> Stated task:
Below are some records; retype all of them exactly.

(Dataset excerpt)
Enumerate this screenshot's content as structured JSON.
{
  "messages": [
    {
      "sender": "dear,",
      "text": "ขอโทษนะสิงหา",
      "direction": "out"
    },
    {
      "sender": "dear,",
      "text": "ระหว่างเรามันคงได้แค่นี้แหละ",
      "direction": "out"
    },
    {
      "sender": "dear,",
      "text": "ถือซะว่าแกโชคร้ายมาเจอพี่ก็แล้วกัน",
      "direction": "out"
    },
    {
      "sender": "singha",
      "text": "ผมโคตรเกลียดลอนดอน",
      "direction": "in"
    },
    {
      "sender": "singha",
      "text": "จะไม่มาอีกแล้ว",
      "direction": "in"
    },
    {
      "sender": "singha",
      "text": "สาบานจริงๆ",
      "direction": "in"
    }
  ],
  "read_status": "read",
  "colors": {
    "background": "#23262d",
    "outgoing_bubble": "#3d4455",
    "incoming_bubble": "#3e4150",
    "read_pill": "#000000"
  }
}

> Expected output:
Enumerate this screenshot's content as structured JSON.
{
  "messages": [
    {
      "sender": "dear,",
      "text": "ขอโทษนะสิงหา",
      "direction": "out"
    },
    {
      "sender": "dear,",
      "text": "ระหว่างเรามันคงได้แค่นี้แหละ",
      "direction": "out"
    },
    {
      "sender": "dear,",
      "text": "ถือซะว่าแกโชคร้ายมาเจอพี่ก็แล้วกัน",
      "direction": "out"
    },
    {
      "sender": "singha",
      "text": "ผมโคตรเกลียดลอนดอน",
      "direction": "in"
    },
    {
      "sender": "singha",
      "text": "จะไม่มาอีกแล้ว",
      "direction": "in"
    },
    {
      "sender": "singha",
      "text": "สาบานจริงๆ",
      "direction": "in"
    }
  ],
  "read_status": "read",
  "colors": {
    "background": "#23262d",
    "outgoing_bubble": "#3d4455",
    "incoming_bubble": "#3e4150",
    "read_pill": "#000000"
  }
}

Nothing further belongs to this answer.